» GIVEN PROBLEM
Check every line below for the word "title" and show those that hold it.

» EXTRACTED MATERIAL

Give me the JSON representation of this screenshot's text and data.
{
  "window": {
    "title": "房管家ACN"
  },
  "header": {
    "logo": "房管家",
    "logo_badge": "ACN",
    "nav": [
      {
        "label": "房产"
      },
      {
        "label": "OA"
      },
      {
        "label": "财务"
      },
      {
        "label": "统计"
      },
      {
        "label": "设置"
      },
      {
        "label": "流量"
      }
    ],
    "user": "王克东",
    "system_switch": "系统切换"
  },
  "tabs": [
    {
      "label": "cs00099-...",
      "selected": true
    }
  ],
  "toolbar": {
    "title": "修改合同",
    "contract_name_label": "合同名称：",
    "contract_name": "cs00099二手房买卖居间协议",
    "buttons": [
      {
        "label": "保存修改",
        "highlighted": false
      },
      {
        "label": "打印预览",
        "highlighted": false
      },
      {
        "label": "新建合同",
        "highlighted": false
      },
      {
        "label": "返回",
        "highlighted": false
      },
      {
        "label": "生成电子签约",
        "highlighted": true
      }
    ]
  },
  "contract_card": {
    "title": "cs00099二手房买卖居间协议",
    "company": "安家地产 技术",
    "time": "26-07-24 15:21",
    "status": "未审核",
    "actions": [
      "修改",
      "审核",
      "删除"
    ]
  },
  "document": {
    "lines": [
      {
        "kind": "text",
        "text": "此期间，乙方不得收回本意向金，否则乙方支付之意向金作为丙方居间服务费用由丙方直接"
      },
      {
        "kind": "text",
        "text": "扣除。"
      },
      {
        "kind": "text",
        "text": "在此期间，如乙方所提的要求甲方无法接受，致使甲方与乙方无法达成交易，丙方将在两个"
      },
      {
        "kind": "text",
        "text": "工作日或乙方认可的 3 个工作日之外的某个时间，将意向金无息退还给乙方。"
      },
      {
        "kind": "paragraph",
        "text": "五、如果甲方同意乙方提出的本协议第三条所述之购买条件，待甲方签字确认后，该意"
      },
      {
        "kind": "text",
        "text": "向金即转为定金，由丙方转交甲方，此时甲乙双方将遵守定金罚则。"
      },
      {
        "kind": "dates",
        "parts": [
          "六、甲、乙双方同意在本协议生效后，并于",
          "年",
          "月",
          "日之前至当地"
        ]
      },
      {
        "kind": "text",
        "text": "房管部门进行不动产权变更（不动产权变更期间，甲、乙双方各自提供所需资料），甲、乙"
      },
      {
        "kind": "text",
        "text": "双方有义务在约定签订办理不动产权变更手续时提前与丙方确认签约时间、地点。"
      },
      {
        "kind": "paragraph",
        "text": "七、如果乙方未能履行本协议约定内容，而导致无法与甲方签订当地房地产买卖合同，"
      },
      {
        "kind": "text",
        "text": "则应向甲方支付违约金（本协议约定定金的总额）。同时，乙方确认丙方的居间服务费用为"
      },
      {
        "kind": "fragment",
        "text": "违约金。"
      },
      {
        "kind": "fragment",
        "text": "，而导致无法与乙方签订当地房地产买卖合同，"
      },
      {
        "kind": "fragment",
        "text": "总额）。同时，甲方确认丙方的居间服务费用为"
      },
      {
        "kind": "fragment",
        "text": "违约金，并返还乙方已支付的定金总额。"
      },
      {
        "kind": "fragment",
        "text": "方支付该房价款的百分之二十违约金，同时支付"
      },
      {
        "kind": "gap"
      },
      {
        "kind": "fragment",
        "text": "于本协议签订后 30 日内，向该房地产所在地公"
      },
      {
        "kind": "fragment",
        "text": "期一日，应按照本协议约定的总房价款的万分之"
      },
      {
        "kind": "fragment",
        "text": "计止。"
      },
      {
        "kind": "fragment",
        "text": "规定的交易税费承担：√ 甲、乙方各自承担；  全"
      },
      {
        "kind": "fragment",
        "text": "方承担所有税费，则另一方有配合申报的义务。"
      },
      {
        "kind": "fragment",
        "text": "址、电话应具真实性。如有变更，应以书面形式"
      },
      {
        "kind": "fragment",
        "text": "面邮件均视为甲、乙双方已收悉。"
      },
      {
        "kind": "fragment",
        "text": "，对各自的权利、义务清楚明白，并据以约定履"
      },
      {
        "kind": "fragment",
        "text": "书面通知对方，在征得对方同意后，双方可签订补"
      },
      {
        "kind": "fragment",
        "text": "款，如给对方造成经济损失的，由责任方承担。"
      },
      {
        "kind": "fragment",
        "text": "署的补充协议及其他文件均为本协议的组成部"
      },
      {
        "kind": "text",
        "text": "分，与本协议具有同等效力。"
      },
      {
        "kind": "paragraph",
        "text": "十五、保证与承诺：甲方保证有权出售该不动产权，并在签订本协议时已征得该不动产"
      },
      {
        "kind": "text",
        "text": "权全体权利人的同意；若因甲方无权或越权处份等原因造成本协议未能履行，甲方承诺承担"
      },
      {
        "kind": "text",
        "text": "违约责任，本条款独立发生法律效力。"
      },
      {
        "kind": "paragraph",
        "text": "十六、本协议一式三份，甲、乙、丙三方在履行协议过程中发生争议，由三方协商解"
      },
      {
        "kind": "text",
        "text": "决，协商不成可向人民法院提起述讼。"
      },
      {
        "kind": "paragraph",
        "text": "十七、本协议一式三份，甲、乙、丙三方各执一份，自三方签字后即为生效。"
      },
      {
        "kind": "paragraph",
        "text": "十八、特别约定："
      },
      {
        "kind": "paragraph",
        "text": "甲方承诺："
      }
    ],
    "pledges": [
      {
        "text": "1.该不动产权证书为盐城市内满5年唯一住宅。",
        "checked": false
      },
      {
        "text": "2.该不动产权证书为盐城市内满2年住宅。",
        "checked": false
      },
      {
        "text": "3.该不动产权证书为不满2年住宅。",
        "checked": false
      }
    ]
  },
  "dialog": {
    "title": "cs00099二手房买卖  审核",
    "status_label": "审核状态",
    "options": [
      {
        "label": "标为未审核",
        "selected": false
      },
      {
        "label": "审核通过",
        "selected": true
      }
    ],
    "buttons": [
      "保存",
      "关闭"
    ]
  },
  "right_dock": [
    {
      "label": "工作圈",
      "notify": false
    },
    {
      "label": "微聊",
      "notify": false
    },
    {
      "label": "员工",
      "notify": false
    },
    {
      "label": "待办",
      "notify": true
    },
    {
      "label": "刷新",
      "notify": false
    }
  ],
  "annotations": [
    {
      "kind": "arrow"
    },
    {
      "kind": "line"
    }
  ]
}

» FULL SOLUTION
    "title": "房管家ACN"
    "title": "修改合同",
    "title": "cs00099二手房买卖居间协议",
    "title": "cs00099二手房买卖  审核",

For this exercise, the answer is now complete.